STUDY TEXT:
BEGIN
Sharding and replication
Shard by term hash for even spread — hot terms like "the" are stop-word removed. Each shard has read replicas in multiple regions; query router picks nearest replica. Database sharding principles apply: avoid cross-shard joins at query time; merge only top-K lists. Rebalance when shard size skews (split hot terms).
Autocomplete integration
Separate low-latency path: prefix trie built from top 10M queries by frequency, cached in Redis per prefix (typeahead article). Does not hit full inverted index. Spell correction uses edit-distance-1 against vocabulary or "did you mean" from query log co-occurrence.
Consistency model
Index segments are immutable once published — readers never see half-written postings. New crawler docs go to a "fresh" tier merged periodically. Under CAP, search is AP on reads: stale results for minutes beat unavailable search. Payment-grade consistency not required.
END
LISTED RECORDS:
BEGIN
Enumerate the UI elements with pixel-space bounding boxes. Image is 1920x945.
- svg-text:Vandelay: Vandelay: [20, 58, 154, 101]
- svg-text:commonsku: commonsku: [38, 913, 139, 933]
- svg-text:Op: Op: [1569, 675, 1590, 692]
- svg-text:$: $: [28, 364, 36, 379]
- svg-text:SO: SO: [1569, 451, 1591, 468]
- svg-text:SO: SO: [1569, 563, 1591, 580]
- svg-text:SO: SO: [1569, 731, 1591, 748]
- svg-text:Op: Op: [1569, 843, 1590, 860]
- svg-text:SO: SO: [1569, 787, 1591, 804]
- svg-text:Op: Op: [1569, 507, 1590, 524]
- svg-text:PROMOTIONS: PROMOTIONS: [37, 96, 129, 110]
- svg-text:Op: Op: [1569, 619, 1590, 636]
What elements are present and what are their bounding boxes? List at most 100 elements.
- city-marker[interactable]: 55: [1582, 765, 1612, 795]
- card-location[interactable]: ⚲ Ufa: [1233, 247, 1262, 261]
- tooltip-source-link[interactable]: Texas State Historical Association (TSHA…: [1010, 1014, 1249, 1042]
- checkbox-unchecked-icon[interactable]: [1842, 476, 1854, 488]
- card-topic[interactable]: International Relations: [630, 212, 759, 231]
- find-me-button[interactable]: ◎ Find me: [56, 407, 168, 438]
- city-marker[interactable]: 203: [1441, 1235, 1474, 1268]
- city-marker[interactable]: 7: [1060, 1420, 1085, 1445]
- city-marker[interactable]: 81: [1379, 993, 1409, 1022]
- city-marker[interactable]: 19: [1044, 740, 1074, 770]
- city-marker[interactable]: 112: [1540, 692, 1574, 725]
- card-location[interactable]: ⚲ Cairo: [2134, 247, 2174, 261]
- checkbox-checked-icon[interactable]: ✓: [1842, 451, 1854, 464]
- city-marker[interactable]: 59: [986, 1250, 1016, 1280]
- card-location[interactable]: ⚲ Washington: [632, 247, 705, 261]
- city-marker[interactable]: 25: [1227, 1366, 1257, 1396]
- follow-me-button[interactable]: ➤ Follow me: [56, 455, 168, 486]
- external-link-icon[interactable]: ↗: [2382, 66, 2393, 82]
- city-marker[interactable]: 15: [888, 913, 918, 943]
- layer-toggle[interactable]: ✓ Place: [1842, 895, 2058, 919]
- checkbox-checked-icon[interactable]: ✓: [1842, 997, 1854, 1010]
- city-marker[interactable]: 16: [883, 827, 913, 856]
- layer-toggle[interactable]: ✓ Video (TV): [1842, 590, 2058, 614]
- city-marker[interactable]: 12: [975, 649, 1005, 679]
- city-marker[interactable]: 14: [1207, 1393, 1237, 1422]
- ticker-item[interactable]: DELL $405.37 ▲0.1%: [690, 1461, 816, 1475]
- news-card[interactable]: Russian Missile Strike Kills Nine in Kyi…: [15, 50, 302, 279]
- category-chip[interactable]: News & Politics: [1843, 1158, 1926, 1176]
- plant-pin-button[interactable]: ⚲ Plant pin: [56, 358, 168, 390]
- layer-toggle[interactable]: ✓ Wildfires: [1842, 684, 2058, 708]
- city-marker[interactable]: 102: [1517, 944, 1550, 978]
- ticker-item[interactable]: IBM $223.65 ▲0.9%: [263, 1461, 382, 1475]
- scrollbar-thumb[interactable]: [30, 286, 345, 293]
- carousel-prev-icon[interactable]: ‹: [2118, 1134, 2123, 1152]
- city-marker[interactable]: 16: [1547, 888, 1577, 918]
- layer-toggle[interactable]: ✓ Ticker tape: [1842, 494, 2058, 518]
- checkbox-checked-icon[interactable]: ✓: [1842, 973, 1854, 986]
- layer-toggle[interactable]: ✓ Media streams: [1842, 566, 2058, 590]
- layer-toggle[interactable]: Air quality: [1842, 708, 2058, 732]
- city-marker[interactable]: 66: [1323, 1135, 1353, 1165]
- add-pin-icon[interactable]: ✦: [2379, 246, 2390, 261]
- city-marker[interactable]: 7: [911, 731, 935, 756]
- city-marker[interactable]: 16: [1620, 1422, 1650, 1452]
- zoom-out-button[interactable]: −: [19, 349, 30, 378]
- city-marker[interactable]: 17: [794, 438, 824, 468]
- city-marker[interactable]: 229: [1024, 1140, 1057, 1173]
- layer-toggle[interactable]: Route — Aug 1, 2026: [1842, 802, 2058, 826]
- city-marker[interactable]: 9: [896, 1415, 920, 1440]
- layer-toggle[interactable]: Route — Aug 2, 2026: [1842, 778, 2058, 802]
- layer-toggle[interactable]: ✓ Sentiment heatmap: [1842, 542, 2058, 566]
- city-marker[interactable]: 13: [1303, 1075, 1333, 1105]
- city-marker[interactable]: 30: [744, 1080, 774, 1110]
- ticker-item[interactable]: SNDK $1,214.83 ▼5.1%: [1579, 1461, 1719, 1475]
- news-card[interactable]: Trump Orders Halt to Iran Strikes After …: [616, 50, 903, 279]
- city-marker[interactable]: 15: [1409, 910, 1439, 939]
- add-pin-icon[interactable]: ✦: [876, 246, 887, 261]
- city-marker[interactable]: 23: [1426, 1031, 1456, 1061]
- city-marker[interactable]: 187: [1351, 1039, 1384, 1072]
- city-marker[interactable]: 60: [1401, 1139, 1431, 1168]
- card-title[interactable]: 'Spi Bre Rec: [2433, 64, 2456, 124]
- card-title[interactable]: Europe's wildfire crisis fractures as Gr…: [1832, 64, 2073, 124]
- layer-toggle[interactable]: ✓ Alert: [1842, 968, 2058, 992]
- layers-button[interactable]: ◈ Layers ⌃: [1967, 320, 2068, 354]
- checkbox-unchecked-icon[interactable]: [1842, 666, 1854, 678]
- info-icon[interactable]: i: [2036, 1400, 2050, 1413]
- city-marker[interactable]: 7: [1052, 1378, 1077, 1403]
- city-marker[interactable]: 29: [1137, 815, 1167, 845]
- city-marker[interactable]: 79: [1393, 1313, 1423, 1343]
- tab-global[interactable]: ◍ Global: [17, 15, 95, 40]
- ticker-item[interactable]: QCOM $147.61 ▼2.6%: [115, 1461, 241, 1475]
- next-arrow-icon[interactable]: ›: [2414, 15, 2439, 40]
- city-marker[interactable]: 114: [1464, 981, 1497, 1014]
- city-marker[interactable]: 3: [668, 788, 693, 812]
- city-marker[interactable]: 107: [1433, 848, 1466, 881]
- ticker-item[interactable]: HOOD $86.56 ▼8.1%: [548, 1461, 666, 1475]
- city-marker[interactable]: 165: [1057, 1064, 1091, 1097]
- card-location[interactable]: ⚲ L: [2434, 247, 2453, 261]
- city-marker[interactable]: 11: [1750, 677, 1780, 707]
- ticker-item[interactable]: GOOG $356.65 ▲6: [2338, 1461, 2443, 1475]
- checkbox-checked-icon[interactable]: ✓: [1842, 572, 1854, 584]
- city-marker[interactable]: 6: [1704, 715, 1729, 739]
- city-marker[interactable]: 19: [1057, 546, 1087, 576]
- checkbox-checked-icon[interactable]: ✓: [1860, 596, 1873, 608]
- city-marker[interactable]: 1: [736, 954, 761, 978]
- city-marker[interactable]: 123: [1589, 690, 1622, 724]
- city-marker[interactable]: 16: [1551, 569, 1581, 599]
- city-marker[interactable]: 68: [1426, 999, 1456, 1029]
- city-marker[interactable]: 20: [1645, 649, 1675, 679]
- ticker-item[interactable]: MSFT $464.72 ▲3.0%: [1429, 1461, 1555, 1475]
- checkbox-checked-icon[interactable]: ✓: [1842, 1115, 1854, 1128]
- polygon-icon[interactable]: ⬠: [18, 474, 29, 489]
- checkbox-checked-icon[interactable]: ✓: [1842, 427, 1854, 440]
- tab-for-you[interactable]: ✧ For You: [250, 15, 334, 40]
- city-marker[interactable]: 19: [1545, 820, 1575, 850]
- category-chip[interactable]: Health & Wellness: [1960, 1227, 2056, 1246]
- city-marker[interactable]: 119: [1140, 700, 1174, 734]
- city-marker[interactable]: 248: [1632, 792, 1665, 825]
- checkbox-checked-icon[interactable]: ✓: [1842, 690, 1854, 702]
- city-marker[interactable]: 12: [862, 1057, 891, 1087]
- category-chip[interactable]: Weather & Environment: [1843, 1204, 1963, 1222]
END
INSTRUCTIONS:
• 1. List the section headings in the search system design text.
• 2. Answer these questions from the search system design text:
(a) Which replica does the query router pick?
(b) From which queries is the autocomplete prefix trie built?
(c) Where do new crawler documents go?
• 3. Write the next part of the search system design text, picking up after its last sentence.

ANSWER LIST:
• 1.
Sharding and replication
Autocomplete integration
Consistency model

• 2.
(a) The nearest replica.
(b) The top 10M queries by frequency.
(c) To a "fresh" tier that is merged periodically.

• 3.
Failure modes
| Failure | Mitigation |
|---|---|
| Index shard timeout | Return partial results + degrade message; retry other replicas |
| Hot term shard overload | Dedicated replica pool; cache popular query results |
| Indexer backlog | Scale consumers; prioritize news domains |
| Spam / SEO abuse | Offline classifier; demote in rank features |
| Snippet store miss | Fallback to URL + title only |
API sketch
- GET /search?q=...&page=1 — ranked results + snippets
- GET /suggest?q=pre — autocomplete (separate service)
- Internal: POST /index/document — crawler pipeline only
Sample opening (first three minutes)
Interviewer: "Design Google search." You: "I will assume web-scale query volume with an existing crawler feeding an async indexer. Queries hit a router that fans out to term-sharded inverted indexes, merges top candidates, ranks with BM25 plus PageRank, and fetches snippets. Autocomplete and spell-check are separate fast paths. I will estimate QPS and index size next."
Worked example: query "distributed cache"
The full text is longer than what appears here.